▶ **What you have to do**
Where does the string "text" appear? Copy every line of the entries below that holds it.

▶ **Saved entries**
-- Start --

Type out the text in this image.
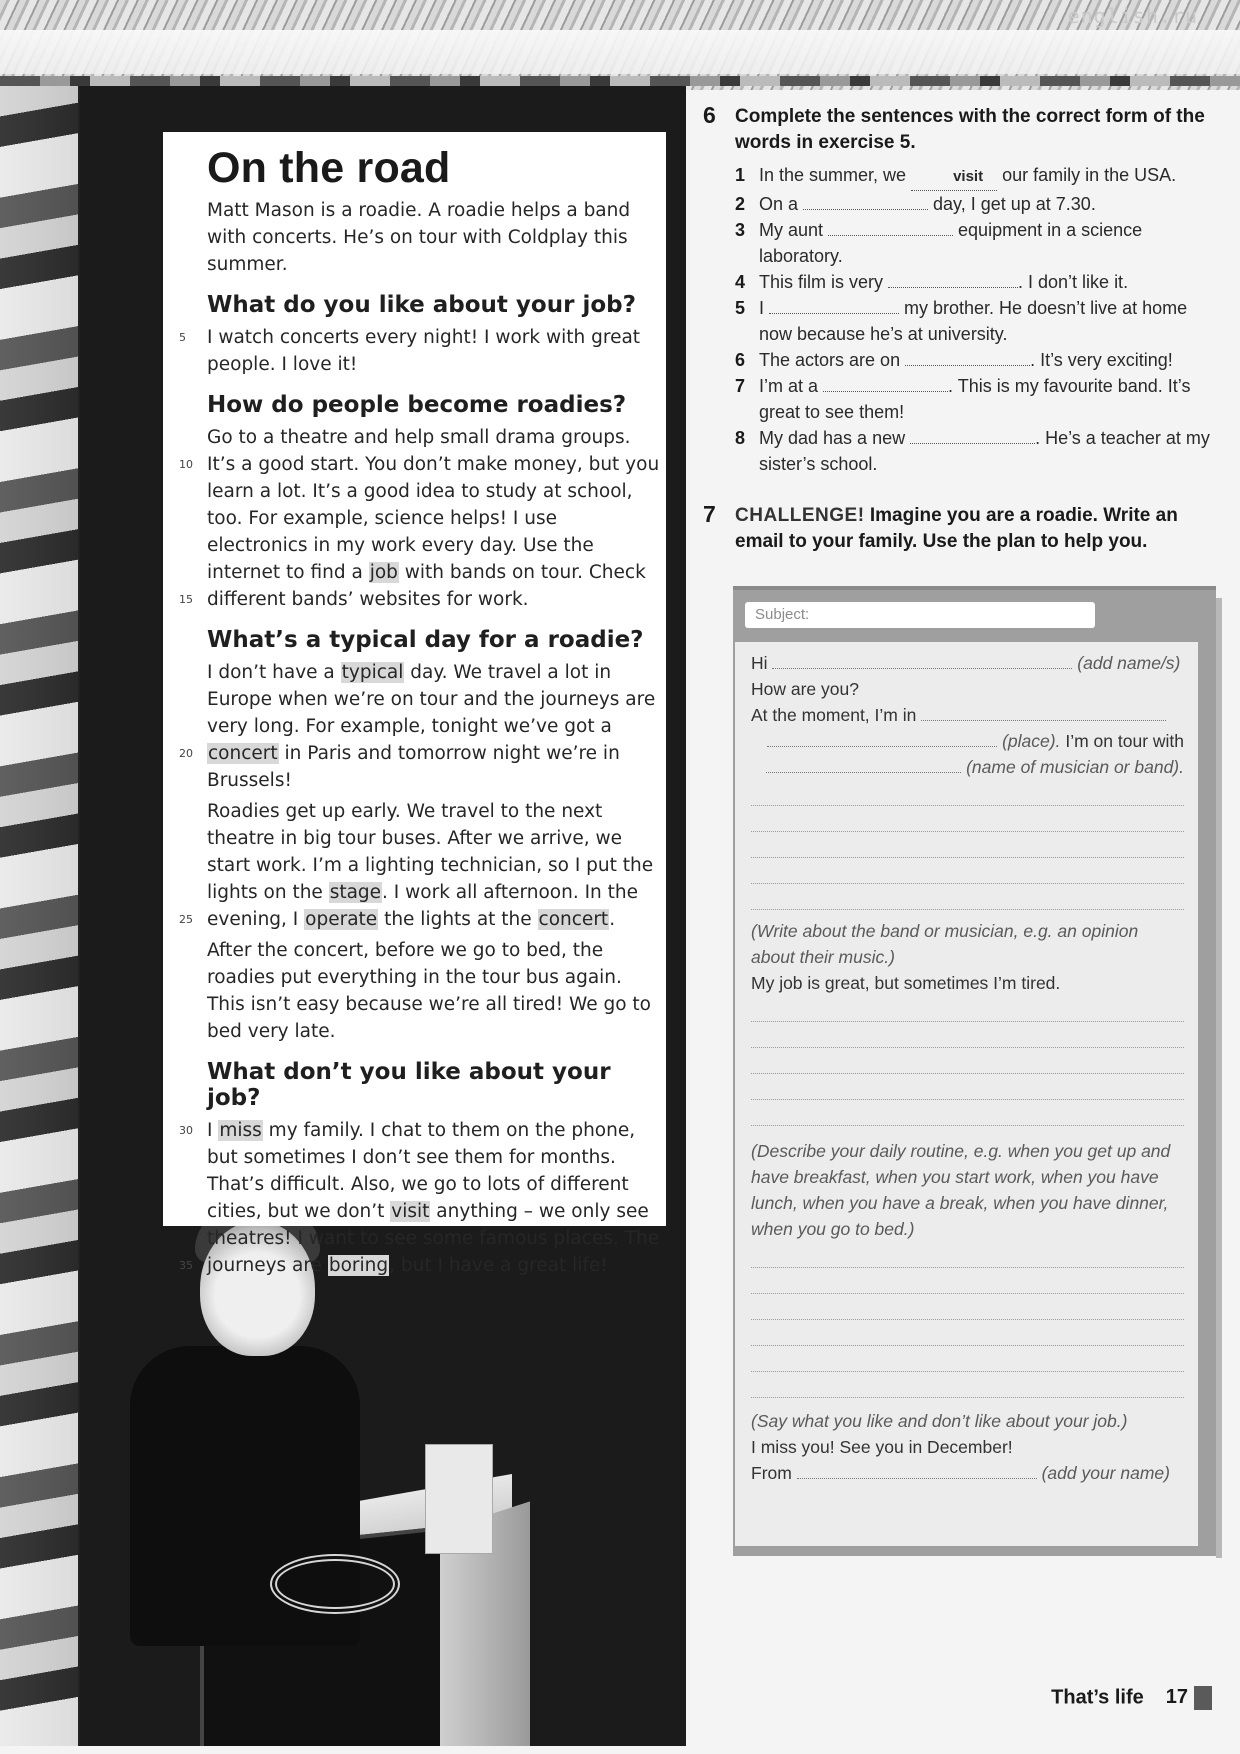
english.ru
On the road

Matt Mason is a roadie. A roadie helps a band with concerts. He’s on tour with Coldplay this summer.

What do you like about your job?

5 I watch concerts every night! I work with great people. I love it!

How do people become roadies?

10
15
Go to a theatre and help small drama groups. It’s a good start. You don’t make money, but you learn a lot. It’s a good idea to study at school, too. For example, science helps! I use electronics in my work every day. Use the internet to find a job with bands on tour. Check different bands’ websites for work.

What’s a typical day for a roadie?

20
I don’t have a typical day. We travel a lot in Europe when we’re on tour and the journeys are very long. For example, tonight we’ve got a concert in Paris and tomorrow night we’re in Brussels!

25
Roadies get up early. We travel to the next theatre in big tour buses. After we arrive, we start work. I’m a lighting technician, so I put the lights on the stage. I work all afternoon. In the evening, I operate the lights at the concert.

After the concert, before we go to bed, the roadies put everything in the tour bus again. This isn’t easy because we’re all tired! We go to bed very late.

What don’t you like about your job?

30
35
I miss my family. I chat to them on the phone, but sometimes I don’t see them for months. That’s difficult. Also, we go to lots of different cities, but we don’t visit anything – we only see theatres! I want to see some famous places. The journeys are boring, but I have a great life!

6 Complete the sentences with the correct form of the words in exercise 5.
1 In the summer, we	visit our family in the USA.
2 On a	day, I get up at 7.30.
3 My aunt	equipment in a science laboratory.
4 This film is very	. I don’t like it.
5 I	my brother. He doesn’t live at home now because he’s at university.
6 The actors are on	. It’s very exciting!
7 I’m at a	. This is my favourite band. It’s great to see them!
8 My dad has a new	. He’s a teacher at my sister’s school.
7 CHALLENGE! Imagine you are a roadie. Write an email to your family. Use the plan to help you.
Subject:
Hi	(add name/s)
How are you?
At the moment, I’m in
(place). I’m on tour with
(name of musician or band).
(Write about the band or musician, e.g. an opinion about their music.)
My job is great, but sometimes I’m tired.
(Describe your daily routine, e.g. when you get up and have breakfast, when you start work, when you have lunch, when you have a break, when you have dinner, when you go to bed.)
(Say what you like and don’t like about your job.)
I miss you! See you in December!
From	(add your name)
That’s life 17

-- End --
-- Start --

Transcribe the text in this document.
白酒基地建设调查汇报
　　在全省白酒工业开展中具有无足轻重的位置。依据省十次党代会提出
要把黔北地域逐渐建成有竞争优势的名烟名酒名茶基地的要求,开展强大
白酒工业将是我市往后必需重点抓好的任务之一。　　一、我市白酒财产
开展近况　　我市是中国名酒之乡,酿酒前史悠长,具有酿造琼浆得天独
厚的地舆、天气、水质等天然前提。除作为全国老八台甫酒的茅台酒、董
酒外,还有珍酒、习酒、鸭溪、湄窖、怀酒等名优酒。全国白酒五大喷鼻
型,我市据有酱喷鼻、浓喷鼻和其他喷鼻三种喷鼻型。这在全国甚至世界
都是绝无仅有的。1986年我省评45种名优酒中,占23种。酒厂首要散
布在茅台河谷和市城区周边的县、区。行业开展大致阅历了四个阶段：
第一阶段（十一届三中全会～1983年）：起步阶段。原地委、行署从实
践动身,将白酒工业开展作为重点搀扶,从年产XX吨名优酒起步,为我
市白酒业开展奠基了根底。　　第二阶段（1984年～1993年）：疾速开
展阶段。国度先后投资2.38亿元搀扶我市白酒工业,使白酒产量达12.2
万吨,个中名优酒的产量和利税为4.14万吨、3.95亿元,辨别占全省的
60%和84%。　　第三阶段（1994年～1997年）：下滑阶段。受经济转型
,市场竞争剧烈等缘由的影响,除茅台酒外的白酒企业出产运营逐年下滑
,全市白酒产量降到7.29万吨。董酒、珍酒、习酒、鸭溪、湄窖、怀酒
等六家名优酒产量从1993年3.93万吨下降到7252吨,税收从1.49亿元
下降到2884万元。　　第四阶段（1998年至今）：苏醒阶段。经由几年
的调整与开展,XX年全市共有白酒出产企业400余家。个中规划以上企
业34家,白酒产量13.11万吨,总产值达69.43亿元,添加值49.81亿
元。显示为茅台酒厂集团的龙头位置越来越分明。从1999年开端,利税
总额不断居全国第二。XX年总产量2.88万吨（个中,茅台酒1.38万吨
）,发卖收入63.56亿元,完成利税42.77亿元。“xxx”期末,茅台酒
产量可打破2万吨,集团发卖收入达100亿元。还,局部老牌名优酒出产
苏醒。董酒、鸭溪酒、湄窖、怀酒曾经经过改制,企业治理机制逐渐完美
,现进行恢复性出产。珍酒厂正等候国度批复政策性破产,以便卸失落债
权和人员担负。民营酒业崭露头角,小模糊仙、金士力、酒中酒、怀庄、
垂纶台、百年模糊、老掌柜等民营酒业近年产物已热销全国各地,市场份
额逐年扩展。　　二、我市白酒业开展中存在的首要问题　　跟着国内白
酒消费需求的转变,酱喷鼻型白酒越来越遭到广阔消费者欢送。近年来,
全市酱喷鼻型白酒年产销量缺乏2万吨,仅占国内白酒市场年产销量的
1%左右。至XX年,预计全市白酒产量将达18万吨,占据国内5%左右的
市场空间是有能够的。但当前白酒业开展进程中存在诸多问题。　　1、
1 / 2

-- End --
-- Start --

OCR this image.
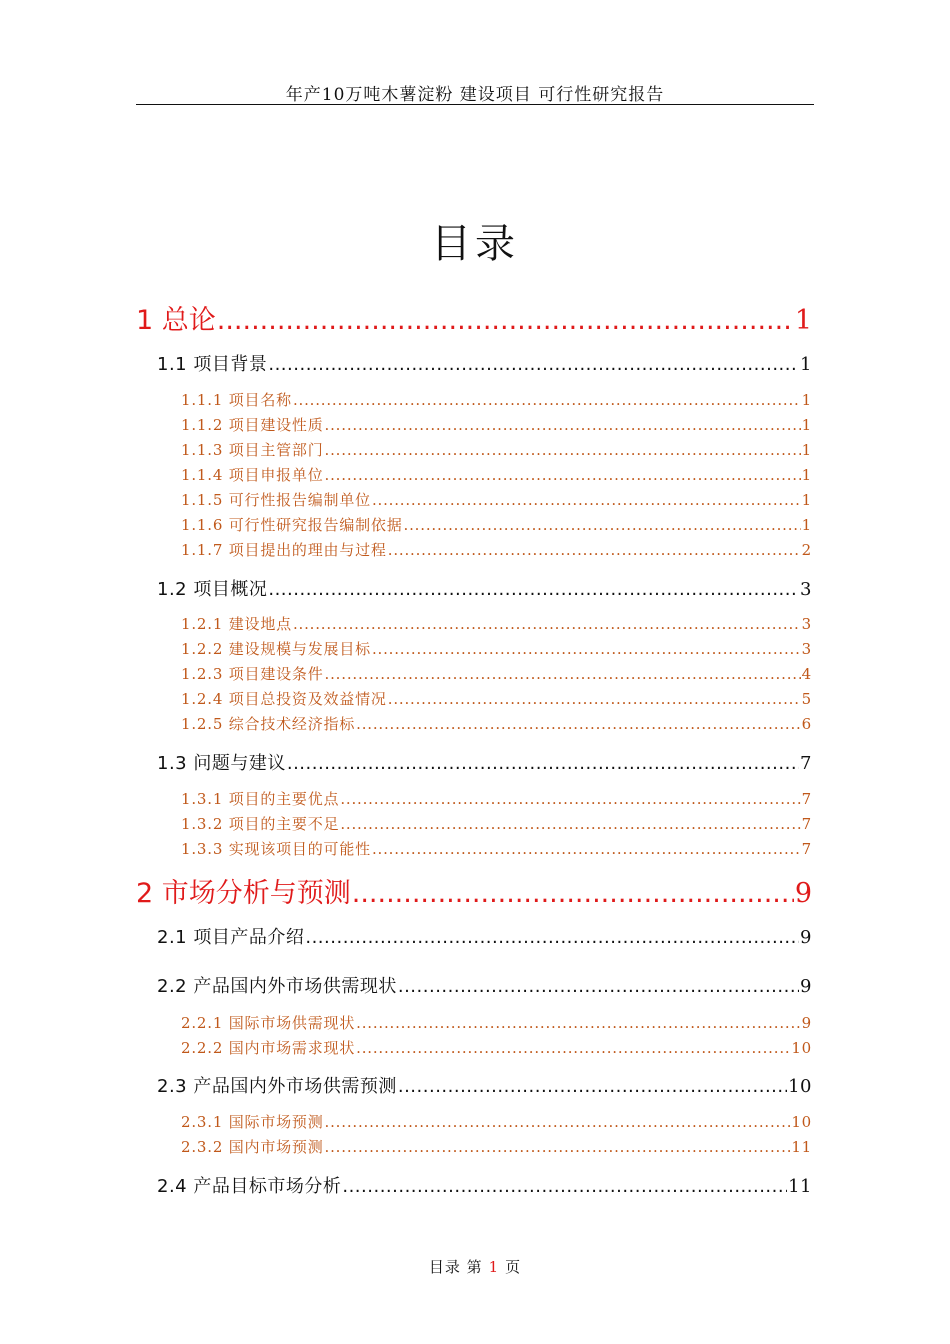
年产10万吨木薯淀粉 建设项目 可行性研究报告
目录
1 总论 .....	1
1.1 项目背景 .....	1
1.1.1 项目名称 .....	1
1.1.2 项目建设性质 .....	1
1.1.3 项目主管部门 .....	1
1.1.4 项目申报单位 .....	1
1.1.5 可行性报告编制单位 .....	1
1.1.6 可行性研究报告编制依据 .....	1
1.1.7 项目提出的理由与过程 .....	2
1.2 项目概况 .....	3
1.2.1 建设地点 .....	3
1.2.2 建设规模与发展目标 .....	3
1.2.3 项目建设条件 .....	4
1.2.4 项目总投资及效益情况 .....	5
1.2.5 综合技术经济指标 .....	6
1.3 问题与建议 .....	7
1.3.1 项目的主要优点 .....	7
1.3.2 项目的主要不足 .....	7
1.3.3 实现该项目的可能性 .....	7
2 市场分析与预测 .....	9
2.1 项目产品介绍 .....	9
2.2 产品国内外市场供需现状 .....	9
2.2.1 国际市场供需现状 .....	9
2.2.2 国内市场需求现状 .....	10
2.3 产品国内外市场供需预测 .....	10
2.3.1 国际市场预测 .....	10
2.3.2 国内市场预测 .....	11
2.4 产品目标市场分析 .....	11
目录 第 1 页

-- End --

▶ **Task output**
Type out the text in this image.
Transcribe the text in this document.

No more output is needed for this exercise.